Problem to solve: Retype each line of the material exactly, please, skipping any picture in it.

[Stored dataset items]
--------------------------------
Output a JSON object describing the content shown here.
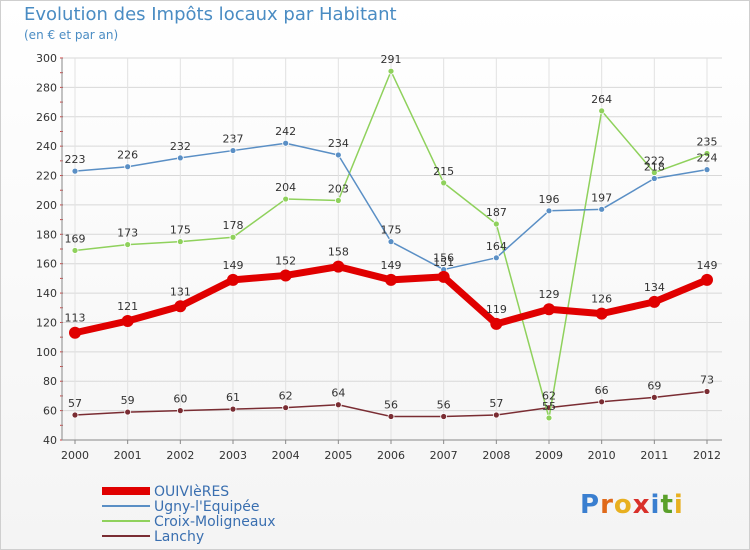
{
  "header": {
    "title": "Evolution des Impôts locaux par Habitant",
    "subtitle": "(en € et par an)"
  },
  "brand": {
    "letters": [
      "P",
      "r",
      "o",
      "x",
      "i",
      "t",
      "i"
    ],
    "colors": [
      "#3a7fd0",
      "#e06a1a",
      "#e8b020",
      "#d9302a",
      "#3a7fd0",
      "#5aa02a",
      "#e8b020"
    ]
  },
  "chart_data": {
    "type": "line",
    "title": "Evolution des Impôts locaux par Habitant",
    "subtitle": "(en € et par an)",
    "x": [
      "2000",
      "2001",
      "2002",
      "2003",
      "2004",
      "2005",
      "2006",
      "2007",
      "2008",
      "2009",
      "2010",
      "2011",
      "2012"
    ],
    "ylim": [
      40,
      300
    ],
    "yticks": [
      40,
      60,
      80,
      100,
      120,
      140,
      160,
      180,
      200,
      220,
      240,
      260,
      280,
      300
    ],
    "grid": true,
    "legend_position": "bottom-left",
    "series": [
      {
        "name": "OUIVIèRES",
        "color": "#e00000",
        "values": [
          113,
          121,
          131,
          149,
          152,
          158,
          149,
          151,
          119,
          129,
          126,
          134,
          149
        ]
      },
      {
        "name": "Ugny-l'Equipée",
        "color": "#5a8fc5",
        "values": [
          223,
          226,
          232,
          237,
          242,
          234,
          175,
          156,
          164,
          196,
          197,
          218,
          224
        ]
      },
      {
        "name": "Croix-Moligneaux",
        "color": "#8fd15c",
        "values": [
          169,
          173,
          175,
          178,
          204,
          203,
          291,
          215,
          187,
          55,
          264,
          222,
          235
        ]
      },
      {
        "name": "Lanchy",
        "color": "#7a2d33",
        "values": [
          57,
          59,
          60,
          61,
          62,
          64,
          56,
          56,
          57,
          62,
          66,
          69,
          73
        ]
      }
    ],
    "data_labels": [
      [
        "113",
        "121",
        "131",
        "149",
        "152",
        "158",
        "149",
        "151",
        "119",
        "129",
        "126",
        "134",
        "149"
      ],
      [
        "223",
        "226",
        "232",
        "237",
        "242",
        "234",
        "175",
        "156",
        "164",
        "196",
        "197",
        "218",
        "224"
      ],
      [
        "169",
        "173",
        "175",
        "178",
        "204",
        "203",
        "291",
        "215",
        "187",
        "55",
        "264",
        "222",
        "235"
      ],
      [
        "57",
        "59",
        "60",
        "61",
        "62",
        "64",
        "56",
        "56",
        "57",
        "62",
        "66",
        "69",
        "73"
      ]
    ]
  }
}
--------------------------------
Task answer:
Output a JSON object describing the content shown here.
{
  "header": {
    "title": "Evolution des Impôts locaux par Habitant",
    "subtitle": "(en € et par an)"
  },
  "brand": {
    "letters": [
      "P",
      "r",
      "o",
      "x",
      "i",
      "t",
      "i"
    ],
    "colors": [
      "#3a7fd0",
      "#e06a1a",
      "#e8b020",
      "#d9302a",
      "#3a7fd0",
      "#5aa02a",
      "#e8b020"
    ]
  },
  "chart_data": {
    "type": "line",
    "title": "Evolution des Impôts locaux par Habitant",
    "subtitle": "(en € et par an)",
    "x": [
      "2000",
      "2001",
      "2002",
      "2003",
      "2004",
      "2005",
      "2006",
      "2007",
      "2008",
      "2009",
      "2010",
      "2011",
      "2012"
    ],
    "ylim": [
      40,
      300
    ],
    "yticks": [
      40,
      60,
      80,
      100,
      120,
      140,
      160,
      180,
      200,
      220,
      240,
      260,
      280,
      300
    ],
    "grid": true,
    "legend_position": "bottom-left",
    "series": [
      {
        "name": "OUIVIèRES",
        "color": "#e00000",
        "values": [
          113,
          121,
          131,
          149,
          152,
          158,
          149,
          151,
          119,
          129,
          126,
          134,
          149
        ]
      },
      {
        "name": "Ugny-l'Equipée",
        "color": "#5a8fc5",
        "values": [
          223,
          226,
          232,
          237,
          242,
          234,
          175,
          156,
          164,
          196,
          197,
          218,
          224
        ]
      },
      {
        "name": "Croix-Moligneaux",
        "color": "#8fd15c",
        "values": [
          169,
          173,
          175,
          178,
          204,
          203,
          291,
          215,
          187,
          55,
          264,
          222,
          235
        ]
      },
      {
        "name": "Lanchy",
        "color": "#7a2d33",
        "values": [
          57,
          59,
          60,
          61,
          62,
          64,
          56,
          56,
          57,
          62,
          66,
          69,
          73
        ]
      }
    ],
    "data_labels": [
      [
        "113",
        "121",
        "131",
        "149",
        "152",
        "158",
        "149",
        "151",
        "119",
        "129",
        "126",
        "134",
        "149"
      ],
      [
        "223",
        "226",
        "232",
        "237",
        "242",
        "234",
        "175",
        "156",
        "164",
        "196",
        "197",
        "218",
        "224"
      ],
      [
        "169",
        "173",
        "175",
        "178",
        "204",
        "203",
        "291",
        "215",
        "187",
        "55",
        "264",
        "222",
        "235"
      ],
      [
        "57",
        "59",
        "60",
        "61",
        "62",
        "64",
        "56",
        "56",
        "57",
        "62",
        "66",
        "69",
        "73"
      ]
    ]
  }
}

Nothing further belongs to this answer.